COUNCIL chiefs will consider reversing the 10 per cent council tax rise in Argyll and Bute – nearly a month after it was set.

The charge will now be subject to a special council meeting after successful talks between council officials and the Scottish Government – but an opposition councillor has warned it will cost “tens of thousands” to reverse the decision.

The call to increase council tax, which was at odds with the announcement by First Minister Humza Yousaf in October that it would be frozen across the country, was made at a full council meeting on Thursday, February 22.

It was part of a council budget proposal put forward by the ruling Argyll, Lomond and Islands Group (TALIG), made up of Conservative, Liberal Democrat and some independent councillors.

Helensburgh Central Conservative Councillor Gary Mulvaney, the council’s deputy leader, ridiculed an extra £62.7million offered nationwide by the Scottish Government the day before the meeting, likening it to “Dibley Parish Council”.
-.-.-
§ What to work on: Reproduce the news text about reversing the Argyll and Bute council tax rise in full, word for word.
-.-.-
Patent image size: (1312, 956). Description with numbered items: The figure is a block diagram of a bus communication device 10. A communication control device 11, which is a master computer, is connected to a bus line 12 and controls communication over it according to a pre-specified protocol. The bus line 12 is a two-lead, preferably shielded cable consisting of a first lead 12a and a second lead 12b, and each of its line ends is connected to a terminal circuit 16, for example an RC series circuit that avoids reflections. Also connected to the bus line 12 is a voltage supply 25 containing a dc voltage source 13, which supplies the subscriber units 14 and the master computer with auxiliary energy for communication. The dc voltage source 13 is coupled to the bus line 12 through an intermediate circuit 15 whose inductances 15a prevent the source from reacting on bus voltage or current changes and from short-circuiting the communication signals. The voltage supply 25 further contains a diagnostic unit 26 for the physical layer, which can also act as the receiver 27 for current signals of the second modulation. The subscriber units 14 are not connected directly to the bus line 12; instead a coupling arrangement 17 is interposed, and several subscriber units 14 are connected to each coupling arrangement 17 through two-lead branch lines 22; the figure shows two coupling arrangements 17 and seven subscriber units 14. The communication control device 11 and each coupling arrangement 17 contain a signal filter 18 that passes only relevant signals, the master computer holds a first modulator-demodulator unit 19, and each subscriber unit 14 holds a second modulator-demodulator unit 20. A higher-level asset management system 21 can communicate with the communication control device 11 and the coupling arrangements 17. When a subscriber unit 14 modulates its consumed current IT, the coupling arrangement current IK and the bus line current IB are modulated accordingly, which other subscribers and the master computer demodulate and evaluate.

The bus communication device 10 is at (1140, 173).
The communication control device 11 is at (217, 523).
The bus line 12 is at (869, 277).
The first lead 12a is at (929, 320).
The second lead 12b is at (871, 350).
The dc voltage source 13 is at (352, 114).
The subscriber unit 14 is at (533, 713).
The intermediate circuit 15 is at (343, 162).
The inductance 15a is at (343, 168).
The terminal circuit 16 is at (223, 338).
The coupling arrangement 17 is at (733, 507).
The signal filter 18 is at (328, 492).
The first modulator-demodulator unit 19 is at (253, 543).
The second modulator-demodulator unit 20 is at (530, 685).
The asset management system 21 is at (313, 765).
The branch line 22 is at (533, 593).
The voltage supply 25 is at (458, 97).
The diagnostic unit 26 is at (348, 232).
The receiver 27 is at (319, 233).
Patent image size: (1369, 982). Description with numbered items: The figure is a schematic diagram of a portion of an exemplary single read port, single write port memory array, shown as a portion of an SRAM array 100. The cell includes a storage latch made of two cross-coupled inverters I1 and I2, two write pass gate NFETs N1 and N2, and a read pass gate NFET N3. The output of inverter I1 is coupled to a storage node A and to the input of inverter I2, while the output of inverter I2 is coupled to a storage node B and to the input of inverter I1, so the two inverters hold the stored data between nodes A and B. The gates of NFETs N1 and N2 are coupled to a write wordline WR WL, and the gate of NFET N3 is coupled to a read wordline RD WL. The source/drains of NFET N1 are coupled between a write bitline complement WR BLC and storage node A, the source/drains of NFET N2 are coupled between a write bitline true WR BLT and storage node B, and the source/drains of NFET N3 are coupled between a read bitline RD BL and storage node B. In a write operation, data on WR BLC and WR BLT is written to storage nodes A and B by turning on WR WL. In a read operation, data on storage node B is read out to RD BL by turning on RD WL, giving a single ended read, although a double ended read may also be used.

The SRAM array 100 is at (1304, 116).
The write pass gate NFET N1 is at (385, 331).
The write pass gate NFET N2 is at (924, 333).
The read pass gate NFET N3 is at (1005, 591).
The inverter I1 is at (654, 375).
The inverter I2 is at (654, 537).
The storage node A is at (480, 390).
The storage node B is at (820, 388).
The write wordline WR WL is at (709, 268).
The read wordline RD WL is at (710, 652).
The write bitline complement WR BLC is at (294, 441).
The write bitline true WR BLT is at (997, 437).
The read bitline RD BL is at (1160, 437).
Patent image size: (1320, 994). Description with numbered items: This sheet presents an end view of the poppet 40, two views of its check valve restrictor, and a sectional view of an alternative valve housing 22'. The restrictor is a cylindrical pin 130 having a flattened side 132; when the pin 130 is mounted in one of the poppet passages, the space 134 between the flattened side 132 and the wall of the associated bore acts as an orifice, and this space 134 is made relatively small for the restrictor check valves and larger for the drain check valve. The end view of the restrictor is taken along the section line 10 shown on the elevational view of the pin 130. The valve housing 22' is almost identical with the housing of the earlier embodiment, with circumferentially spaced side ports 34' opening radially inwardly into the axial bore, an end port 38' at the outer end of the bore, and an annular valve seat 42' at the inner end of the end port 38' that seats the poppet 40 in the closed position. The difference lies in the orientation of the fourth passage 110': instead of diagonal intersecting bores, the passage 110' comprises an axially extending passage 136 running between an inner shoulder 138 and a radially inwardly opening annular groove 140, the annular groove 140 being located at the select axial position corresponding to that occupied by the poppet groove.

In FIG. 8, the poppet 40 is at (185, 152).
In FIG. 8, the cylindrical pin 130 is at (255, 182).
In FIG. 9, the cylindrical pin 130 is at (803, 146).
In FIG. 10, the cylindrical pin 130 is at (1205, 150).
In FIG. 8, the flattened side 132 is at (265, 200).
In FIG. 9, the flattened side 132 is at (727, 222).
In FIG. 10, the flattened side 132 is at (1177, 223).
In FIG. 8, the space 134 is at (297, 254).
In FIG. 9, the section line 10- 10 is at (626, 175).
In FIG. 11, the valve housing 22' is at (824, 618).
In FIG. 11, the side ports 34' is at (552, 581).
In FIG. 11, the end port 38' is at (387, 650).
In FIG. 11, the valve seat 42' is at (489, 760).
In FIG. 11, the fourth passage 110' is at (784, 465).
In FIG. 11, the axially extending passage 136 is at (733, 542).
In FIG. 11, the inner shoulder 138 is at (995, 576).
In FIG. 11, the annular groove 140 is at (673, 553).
-.-.-
§ Solution to the problem:
COUNCIL chiefs will consider reversing the 10 per cent council tax rise in Argyll and Bute – nearly a month after it was set.

The charge will now be subject to a special council meeting after successful talks between council officials and the Scottish Government – but an opposition councillor has warned it will cost “tens of thousands” to reverse the decision.

The call to increase council tax, which was at odds with the announcement by First Minister Humza Yousaf in October that it would be frozen across the country, was made at a full council meeting on Thursday, February 22.

It was part of a council budget proposal put forward by the ruling Argyll, Lomond and Islands Group (TALIG), made up of Conservative, Liberal Democrat and some independent councillors.

Helensburgh Central Conservative Councillor Gary Mulvaney, the council’s deputy leader, ridiculed an extra £62.7million offered nationwide by the Scottish Government the day before the meeting, likening it to “Dibley Parish Council”.